-- What to produce --
Continue the mailing-list thread on custom alignment for mempool elements, starting right after its final line.

[dpdk-dev] custom align for mempool elements

Olivier Matz olivier.matz at 6wind.com
Wed May 10 17:01:43 CEST 2017


Hi Gregory,

On Fri, 5 May 2017 20:23:15 +0300, Gregory Etelson <gregory at weka.io> wrote:
> Hello Oliver,
> 
> Our application writes data from incoming MBUFs to storage device.
> For performance considerations we use O_DIRECT storage access
> and work in 'zero copy' data mode.
> To achieve the 'zero copy' we MUST arrange data in all MBUFs to be 512
> bytes aligned
> With pre-calculated custom pool element alignment and right
>  RTE_PKTMBUF_HEADROOM value
> we can set MBUF data alignment to any value. In our case, 512 bytes
> 
> Current implementation sets custom mempool alignment like this:
> 
>     struct rte_mempool *mp = rte_mempool_create_empty("MBUF pool",
> mbufs_count,
>                  elt_size, cache_size, sizeof(struct
> rte_pktmbuf_pool_private), rte_socket_id(), 0);
> 
>     rte_pktmbuf_pool_init(mp, &mbp_priv);
>   *mp->elt_align = align*;
>     rte_mempool_populate_default(mp);

I think we should try to avoid modifying mp->elt_align directly.
A new api could be added for that, maybe something like:

  int rte_mempool_set_obj_align(struct rte_mempool *mp, size_t align)
  size_t rte_mempool_get_obj_align(struct rte_mempool *mp)

The set() function would have to be called before mempool_populate().

We need to take care about conflict with the MEMPOOL_F_NO_CACHE_ALIGN
flag. I think we should keep the compat for this flag user. This flag
could be deprecated and removed later. I think there may also be some
conflicts with MEMPOOL_F_NO_SPREAD.

As I said in my previous mail, if the patch breaks the ABI (the mempool
structure), it has to follow the abi deprecation process (= a notice in
17.05 and the patch for 17.08).

I'm afraid it would be quite late for the notice though.

Regards,
Olivier


> 
> Regards,
> Gregory
> 
> On Fri, May 5, 2017 at 2:26 PM, Olivier Matz <olivier.matz at 6wind.com> wrote:
> 
> > Hi Gregory,
> >
> > On Wed, 26 Apr 2017 07:00:49 +0300, Gregory Etelson <gregory at weka.io>
> > wrote:  
> > > Signed-off-by: Gregory Etelson <gregory at weka.io>
> > > ---
> > >  lib/librte_mempool/rte_mempool.c | 27 ++++++++++++++++++++-------
> > >  lib/librte_mempool/rte_mempool.h |  1 +
> > >  2 files changed, 21 insertions(+), 7 deletions(-)

-- Stored rows --
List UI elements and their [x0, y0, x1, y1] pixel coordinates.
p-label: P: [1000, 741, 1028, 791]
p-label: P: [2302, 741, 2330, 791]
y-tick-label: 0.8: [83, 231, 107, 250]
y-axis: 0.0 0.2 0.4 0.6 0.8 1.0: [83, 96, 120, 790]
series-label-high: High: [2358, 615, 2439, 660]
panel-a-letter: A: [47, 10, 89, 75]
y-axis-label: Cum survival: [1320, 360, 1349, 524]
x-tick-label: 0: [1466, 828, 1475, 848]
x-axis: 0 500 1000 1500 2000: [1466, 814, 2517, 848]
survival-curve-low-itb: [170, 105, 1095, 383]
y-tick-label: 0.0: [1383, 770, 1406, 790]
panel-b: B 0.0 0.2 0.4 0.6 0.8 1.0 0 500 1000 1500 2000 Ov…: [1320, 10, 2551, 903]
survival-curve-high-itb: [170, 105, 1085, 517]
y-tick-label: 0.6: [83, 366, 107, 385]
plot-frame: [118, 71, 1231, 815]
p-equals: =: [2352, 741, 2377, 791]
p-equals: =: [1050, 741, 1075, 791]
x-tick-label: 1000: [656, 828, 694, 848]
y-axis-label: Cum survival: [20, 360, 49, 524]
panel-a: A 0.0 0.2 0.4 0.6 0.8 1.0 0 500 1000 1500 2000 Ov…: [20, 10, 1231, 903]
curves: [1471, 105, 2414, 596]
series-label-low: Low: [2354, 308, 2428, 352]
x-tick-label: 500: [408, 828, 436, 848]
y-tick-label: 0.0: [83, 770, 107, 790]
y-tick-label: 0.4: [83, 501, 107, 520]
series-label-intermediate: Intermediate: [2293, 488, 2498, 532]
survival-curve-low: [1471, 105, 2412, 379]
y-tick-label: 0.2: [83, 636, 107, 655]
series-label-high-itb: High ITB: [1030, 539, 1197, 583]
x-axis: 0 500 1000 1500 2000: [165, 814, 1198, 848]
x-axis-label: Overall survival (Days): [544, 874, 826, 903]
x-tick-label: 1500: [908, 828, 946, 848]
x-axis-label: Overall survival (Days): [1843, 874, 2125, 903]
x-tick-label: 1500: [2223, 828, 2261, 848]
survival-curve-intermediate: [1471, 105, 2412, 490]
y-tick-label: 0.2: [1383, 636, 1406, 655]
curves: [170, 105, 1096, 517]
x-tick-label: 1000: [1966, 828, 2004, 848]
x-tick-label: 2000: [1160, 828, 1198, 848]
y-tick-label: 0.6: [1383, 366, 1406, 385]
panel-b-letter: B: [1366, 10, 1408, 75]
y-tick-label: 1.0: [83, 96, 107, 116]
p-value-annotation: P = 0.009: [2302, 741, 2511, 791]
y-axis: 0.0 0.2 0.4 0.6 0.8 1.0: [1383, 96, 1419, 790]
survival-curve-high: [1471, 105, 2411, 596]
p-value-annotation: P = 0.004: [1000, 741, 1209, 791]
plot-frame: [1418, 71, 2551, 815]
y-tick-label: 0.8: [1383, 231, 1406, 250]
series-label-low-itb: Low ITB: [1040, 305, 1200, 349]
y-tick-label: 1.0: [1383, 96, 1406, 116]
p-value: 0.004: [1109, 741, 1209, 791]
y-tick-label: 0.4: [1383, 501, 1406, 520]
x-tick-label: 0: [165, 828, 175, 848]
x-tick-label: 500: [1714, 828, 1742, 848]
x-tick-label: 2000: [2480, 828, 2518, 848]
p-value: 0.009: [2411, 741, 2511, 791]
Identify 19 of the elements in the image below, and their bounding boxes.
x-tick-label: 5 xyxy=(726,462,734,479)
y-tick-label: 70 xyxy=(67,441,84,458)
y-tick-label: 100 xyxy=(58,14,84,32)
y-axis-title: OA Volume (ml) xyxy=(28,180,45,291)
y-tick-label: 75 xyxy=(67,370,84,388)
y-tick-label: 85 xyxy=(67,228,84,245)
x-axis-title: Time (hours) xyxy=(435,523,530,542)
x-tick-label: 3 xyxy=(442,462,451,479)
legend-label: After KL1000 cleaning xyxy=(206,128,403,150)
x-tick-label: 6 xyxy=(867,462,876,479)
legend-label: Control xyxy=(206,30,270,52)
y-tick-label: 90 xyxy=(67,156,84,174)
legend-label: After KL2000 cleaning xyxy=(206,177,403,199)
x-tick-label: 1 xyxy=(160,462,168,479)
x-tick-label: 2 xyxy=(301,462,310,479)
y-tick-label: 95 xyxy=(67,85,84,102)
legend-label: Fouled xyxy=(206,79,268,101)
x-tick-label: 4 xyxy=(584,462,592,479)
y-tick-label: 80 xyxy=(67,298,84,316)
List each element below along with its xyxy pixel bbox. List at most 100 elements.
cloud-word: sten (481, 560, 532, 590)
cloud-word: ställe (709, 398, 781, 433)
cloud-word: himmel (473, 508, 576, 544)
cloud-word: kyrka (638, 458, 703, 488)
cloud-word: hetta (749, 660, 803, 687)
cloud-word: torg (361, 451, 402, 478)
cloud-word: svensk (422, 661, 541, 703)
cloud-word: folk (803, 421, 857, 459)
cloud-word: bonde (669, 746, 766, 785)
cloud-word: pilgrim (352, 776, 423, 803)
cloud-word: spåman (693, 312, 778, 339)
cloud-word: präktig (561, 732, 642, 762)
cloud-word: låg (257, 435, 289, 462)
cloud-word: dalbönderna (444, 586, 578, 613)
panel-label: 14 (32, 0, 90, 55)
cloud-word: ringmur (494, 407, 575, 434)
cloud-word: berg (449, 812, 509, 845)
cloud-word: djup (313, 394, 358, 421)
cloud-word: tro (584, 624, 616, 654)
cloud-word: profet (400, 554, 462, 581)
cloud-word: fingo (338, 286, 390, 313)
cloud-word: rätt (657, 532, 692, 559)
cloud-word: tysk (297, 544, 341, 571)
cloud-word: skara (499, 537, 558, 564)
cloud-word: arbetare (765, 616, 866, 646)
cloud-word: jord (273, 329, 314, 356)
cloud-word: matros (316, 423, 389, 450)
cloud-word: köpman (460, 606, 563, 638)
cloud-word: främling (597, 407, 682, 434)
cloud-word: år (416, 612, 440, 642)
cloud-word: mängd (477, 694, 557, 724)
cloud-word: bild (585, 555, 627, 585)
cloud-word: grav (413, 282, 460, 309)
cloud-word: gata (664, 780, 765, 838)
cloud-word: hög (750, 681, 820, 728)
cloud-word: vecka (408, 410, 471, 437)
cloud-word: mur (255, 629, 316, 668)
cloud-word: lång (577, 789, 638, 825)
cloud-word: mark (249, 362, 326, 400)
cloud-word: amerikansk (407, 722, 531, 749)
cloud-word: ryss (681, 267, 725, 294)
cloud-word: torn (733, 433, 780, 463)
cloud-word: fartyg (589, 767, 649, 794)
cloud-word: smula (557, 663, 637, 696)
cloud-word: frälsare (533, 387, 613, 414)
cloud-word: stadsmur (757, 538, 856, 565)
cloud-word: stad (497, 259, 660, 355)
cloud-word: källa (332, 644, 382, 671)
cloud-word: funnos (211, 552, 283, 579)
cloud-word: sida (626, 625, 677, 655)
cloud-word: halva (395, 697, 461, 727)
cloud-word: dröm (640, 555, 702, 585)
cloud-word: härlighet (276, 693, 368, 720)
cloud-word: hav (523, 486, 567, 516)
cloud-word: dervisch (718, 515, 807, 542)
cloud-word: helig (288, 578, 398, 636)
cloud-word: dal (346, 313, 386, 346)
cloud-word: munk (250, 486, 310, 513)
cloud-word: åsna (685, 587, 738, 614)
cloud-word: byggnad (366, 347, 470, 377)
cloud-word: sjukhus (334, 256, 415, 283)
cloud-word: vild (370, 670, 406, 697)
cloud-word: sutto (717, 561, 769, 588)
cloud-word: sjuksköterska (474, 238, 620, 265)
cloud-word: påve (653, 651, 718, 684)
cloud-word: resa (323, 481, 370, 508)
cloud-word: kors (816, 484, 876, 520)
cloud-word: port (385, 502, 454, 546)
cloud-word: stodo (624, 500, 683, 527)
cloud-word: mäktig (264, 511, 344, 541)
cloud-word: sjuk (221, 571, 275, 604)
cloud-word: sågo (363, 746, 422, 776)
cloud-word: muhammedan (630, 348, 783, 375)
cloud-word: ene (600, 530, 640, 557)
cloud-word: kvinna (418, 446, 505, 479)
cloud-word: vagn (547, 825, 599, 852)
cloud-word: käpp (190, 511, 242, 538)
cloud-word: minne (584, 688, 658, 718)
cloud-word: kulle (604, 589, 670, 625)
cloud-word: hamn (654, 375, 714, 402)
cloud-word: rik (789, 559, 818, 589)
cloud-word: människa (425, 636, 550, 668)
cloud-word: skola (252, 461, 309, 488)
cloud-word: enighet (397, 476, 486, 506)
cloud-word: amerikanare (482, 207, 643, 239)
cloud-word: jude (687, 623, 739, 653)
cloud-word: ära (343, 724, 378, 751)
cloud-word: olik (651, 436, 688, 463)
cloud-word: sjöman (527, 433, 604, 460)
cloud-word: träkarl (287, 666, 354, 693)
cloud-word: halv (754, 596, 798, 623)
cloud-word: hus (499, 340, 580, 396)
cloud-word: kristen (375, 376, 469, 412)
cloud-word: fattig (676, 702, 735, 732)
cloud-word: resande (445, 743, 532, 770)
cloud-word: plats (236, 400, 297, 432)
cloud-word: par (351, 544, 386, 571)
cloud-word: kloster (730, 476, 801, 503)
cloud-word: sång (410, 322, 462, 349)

-- Final answer --
> > >
> > > diff --git a/lib/librte_mempool/rte_mempool.c b/lib/librte_mempool/rte_  
> > mempool.c  
> > > index f65310f..c780df3 100644
> > > --- a/lib/librte_mempool/rte_mempool.c
> > > +++ b/lib/librte_mempool/rte_mempool.c
> > > @@ -382,7 +382,7 @@ rte_mempool_populate_phys(struct rte_mempool *mp,  
> > char *vaddr,  
> > >       if (mp->flags & MEMPOOL_F_NO_CACHE_ALIGN)
> > >               off = RTE_PTR_ALIGN_CEIL(vaddr, 8) - vaddr;
> > >       else
> > > -             off = RTE_PTR_ALIGN_CEIL(vaddr, RTE_CACHE_LINE_SIZE) -  
> > vaddr;  
> > > +             off = RTE_PTR_ALIGN_CEIL(vaddr, mp->elt_align) - vaddr;
> > >
> > >       while (off + total_elt_sz <= len && mp->populated_size < mp->size)  
> > {  
> > >               off += mp->header_size;
> > > @@ -392,6 +392,7 @@ rte_mempool_populate_phys(struct rte_mempool *mp,  
> > char *vaddr,  
> > >               else
> > >                       mempool_add_elem(mp, (char *)vaddr + off, paddr +  
> > off);  
> > >               off += mp->elt_size + mp->trailer_size;
> > > +             off = RTE_ALIGN_CEIL(off, mp->elt_align);
> > >               i++;
> > >       }
> > >
> > > @@ -508,6 +509,20 @@ rte_mempool_populate_virt(struct rte_mempool *mp,  
> > char *addr,  
> > >       return ret;
> > >  }
> > >
> > > +static uint32_t
> > > +mempool_default_elt_aligment(void)
> > > +{
> > > +     uint32_t align;
> > > +     if (rte_xen_dom0_supported()) {
> > > +                align = RTE_PGSIZE_2M;;
> > > +     } else if (rte_eal_has_hugepages()) {
> > > +                align = RTE_CACHE_LINE_SIZE;
> > > +     } else {
> > > +                align = getpagesize();
> > > +     }
> > > +     return align;
> > > +}
> > > +
> > >  /* Default function to populate the mempool: allocate memory in  
> > memzones,  
> > >   * and populate them. Return the number of objects added, or a negative
> > >   * value on error.
> > > @@ -518,7 +533,7 @@ rte_mempool_populate_default(struct rte_mempool *mp)
> > >       int mz_flags = RTE_MEMZONE_1GB|RTE_MEMZONE_SIZE_HINT_ONLY;
> > >       char mz_name[RTE_MEMZONE_NAMESIZE];
> > >       const struct rte_memzone *mz;
> > > -     size_t size, total_elt_sz, align, pg_sz, pg_shift;
> > > +     size_t size, total_elt_sz, pg_sz, pg_shift;
> > >       phys_addr_t paddr;
> > >       unsigned mz_id, n;
> > >       int ret;
> > > @@ -530,15 +545,12 @@ rte_mempool_populate_default(struct rte_mempool  
> > *mp)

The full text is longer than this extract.